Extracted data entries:
----------
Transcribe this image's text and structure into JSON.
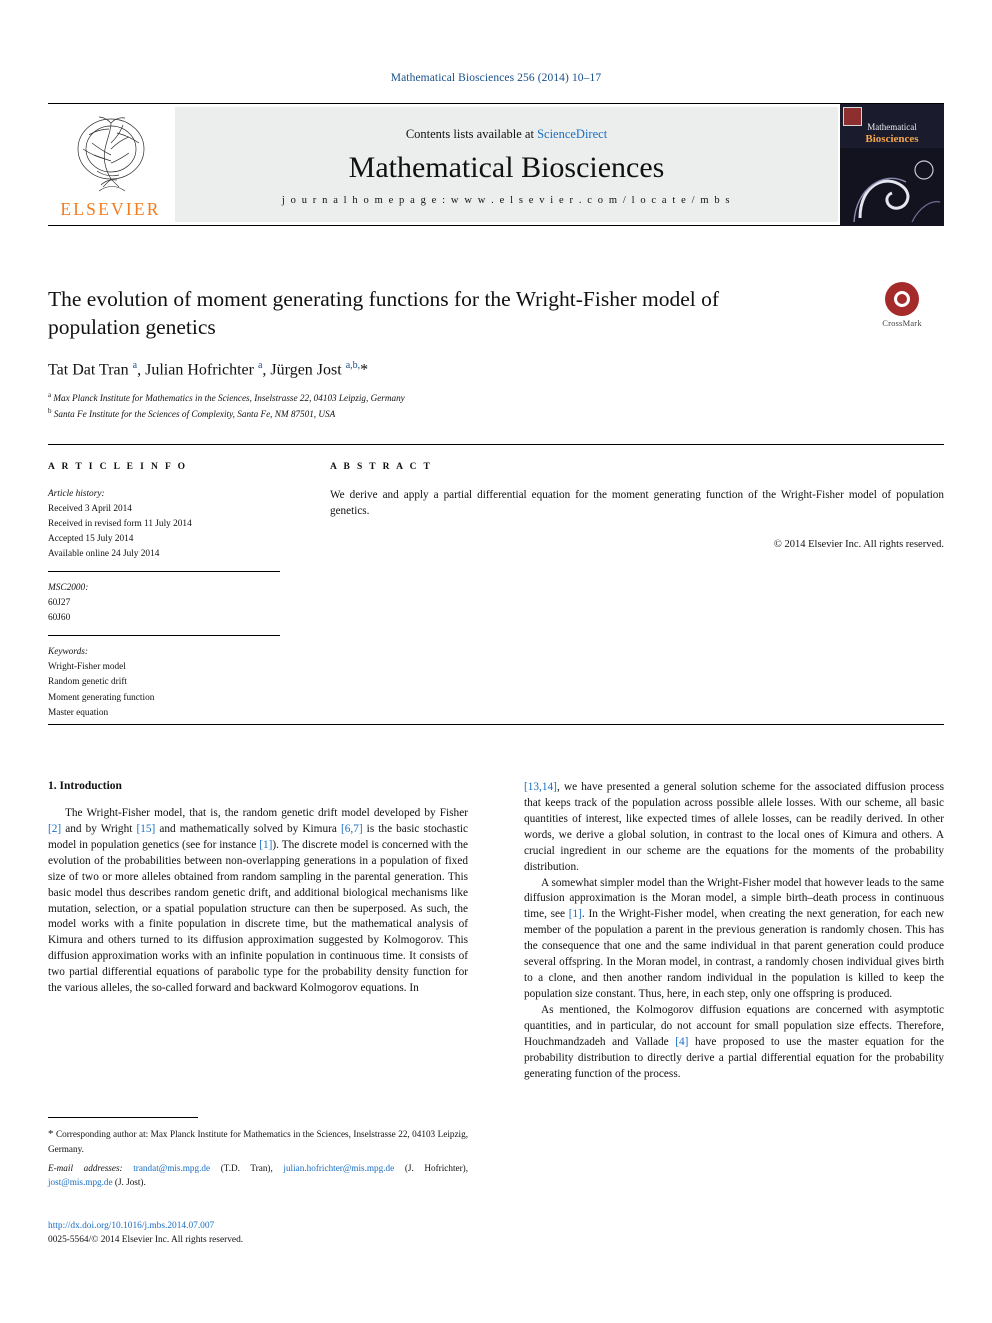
{
  "journal_ref": "Mathematical Biosciences 256 (2014) 10–17",
  "masthead": {
    "contents_prefix": "Contents lists available at ",
    "sciencedirect": "ScienceDirect",
    "journal_title": "Mathematical Biosciences",
    "homepage": "j o u r n a l   h o m e p a g e :   w w w . e l s e v i e r . c o m / l o c a t e / m b s",
    "publisher": "ELSEVIER",
    "cover_line1": "Mathematical",
    "cover_line2": "Biosciences"
  },
  "article": {
    "title": "The evolution of moment generating functions for the Wright-Fisher model of population genetics",
    "crossmark_label": "CrossMark",
    "authors_html": "Tat Dat Tran <sup>a</sup>, Julian Hofrichter <sup>a</sup>, Jürgen Jost <sup>a,b,</sup><span class=\"star\">*</span>",
    "affiliation_a": "Max Planck Institute for Mathematics in the Sciences, Inselstrasse 22, 04103 Leipzig, Germany",
    "affiliation_b": "Santa Fe Institute for the Sciences of Complexity, Santa Fe, NM 87501, USA"
  },
  "article_info": {
    "heading": "A R T I C L E    I N F O",
    "history_label": "Article history:",
    "history": [
      "Received 3 April 2014",
      "Received in revised form 11 July 2014",
      "Accepted 15 July 2014",
      "Available online 24 July 2014"
    ],
    "msc_label": "MSC2000:",
    "msc": [
      "60J27",
      "60J60"
    ],
    "keywords_label": "Keywords:",
    "keywords": [
      "Wright-Fisher model",
      "Random genetic drift",
      "Moment generating function",
      "Master equation"
    ]
  },
  "abstract": {
    "heading": "A B S T R A C T",
    "text": "We derive and apply a partial differential equation for the moment generating function of the Wright-Fisher model of population genetics.",
    "copyright": "© 2014 Elsevier Inc. All rights reserved."
  },
  "body": {
    "section_title": "1. Introduction",
    "left_paragraph_1_pre": "The Wright-Fisher model, that is, the random genetic drift model developed by Fisher ",
    "ref_2": "[2]",
    "left_p1_mid1": " and by Wright ",
    "ref_15": "[15]",
    "left_p1_mid2": " and mathematically solved by Kimura ",
    "ref_67": "[6,7]",
    "left_p1_mid3": " is the basic stochastic model in population genetics (see for instance ",
    "ref_1": "[1]",
    "left_p1_end": "). The discrete model is concerned with the evolution of the probabilities between non-overlapping generations in a population of fixed size of two or more alleles obtained from random sampling in the parental generation. This basic model thus describes random genetic drift, and additional biological mechanisms like mutation, selection, or a spatial population structure can then be superposed. As such, the model works with a finite population in discrete time, but the mathematical analysis of Kimura and others turned to its diffusion approximation suggested by Kolmogorov. This diffusion approximation works with an infinite population in continuous time. It consists of two partial differential equations of parabolic type for the probability density function for the various alleles, the so-called forward and backward Kolmogorov equations. In",
    "right_p1_ref": "[13,14]",
    "right_p1": ", we have presented a general solution scheme for the associated diffusion process that keeps track of the population across possible allele losses. With our scheme, all basic quantities of interest, like expected times of allele losses, can be readily derived. In other words, we derive a global solution, in contrast to the local ones of Kimura and others. A crucial ingredient in our scheme are the equations for the moments of the probability distribution.",
    "right_p2_pre": "A somewhat simpler model than the Wright-Fisher model that however leads to the same diffusion approximation is the Moran model, a simple birth–death process in continuous time, see ",
    "right_p2_ref": "[1]",
    "right_p2_post": ". In the Wright-Fisher model, when creating the next generation, for each new member of the population a parent in the previous generation is randomly chosen. This has the consequence that one and the same individual in that parent generation could produce several offspring. In the Moran model, in contrast, a randomly chosen individual gives birth to a clone, and then another random individual in the population is killed to keep the population size constant. Thus, here, in each step, only one offspring is produced.",
    "right_p3_pre": "As mentioned, the Kolmogorov diffusion equations are concerned with asymptotic quantities, and in particular, do not account for small population size effects. Therefore, Houchmandzadeh and Vallade ",
    "right_p3_ref": "[4]",
    "right_p3_post": " have proposed to use the master equation for the probability distribution to directly derive a partial differential equation for the probability generating function of the process."
  },
  "footnote": {
    "star": "*",
    "corresponding": " Corresponding author at: Max Planck Institute for Mathematics in the Sciences, Inselstrasse 22, 04103 Leipzig, Germany.",
    "email_label": "E-mail addresses:",
    "email1": "trandat@mis.mpg.de",
    "email1_who": " (T.D. Tran), ",
    "email2": "julian.hofrichter@mis.mpg.de",
    "email2_who": " (J. Hofrichter), ",
    "email3": "jost@mis.mpg.de",
    "email3_who": " (J. Jost)."
  },
  "footer": {
    "doi": "http://dx.doi.org/10.1016/j.mbs.2014.07.007",
    "issn_copyright": "0025-5564/© 2014 Elsevier Inc. All rights reserved."
  }
}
----------
# What is needed:
Search the listing for the word "Biosciences". Copy every line in which it occurs.

# Expected output:
  "journal_ref": "Mathematical Biosciences 256 (2014) 10–17",
    "journal_title": "Mathematical Biosciences",
    "cover_line2": "Biosciences"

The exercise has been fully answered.